# Given information
* * * *

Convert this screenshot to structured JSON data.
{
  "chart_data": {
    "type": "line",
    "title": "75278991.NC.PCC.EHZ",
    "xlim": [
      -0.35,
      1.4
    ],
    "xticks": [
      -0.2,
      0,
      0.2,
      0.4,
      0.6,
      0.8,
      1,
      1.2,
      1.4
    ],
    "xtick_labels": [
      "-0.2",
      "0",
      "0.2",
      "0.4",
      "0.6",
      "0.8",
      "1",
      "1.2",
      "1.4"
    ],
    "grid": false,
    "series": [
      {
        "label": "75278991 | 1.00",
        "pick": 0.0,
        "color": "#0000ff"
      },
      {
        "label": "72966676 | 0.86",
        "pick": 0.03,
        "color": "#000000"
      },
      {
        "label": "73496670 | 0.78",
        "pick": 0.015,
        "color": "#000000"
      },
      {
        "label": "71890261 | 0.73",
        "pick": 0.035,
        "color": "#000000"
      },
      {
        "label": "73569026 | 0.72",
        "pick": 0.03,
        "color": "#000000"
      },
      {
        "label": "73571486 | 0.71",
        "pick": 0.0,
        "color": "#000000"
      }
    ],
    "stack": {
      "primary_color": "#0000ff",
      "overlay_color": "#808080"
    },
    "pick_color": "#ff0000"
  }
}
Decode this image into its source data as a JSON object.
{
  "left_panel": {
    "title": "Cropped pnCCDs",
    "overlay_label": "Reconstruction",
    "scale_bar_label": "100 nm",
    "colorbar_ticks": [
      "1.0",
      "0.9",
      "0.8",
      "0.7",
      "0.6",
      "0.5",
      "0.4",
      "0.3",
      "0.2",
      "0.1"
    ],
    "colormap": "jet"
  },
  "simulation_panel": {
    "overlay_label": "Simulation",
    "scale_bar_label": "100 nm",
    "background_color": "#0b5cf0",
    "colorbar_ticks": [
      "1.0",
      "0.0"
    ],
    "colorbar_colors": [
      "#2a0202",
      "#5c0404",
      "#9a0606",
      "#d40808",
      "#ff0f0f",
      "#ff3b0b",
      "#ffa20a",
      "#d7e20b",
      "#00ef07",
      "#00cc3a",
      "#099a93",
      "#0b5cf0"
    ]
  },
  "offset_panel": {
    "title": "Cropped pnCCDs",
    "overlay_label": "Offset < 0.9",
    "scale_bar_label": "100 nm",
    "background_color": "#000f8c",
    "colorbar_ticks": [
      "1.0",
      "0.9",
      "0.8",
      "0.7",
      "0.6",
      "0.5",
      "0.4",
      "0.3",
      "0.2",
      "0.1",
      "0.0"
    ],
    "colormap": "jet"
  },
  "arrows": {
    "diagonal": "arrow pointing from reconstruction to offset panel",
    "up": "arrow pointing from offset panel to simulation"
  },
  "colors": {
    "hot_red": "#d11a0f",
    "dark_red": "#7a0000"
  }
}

* * * *

# Aim
Determine how many lines of the material include the string "from". Output only that count.

# Reply to the task
2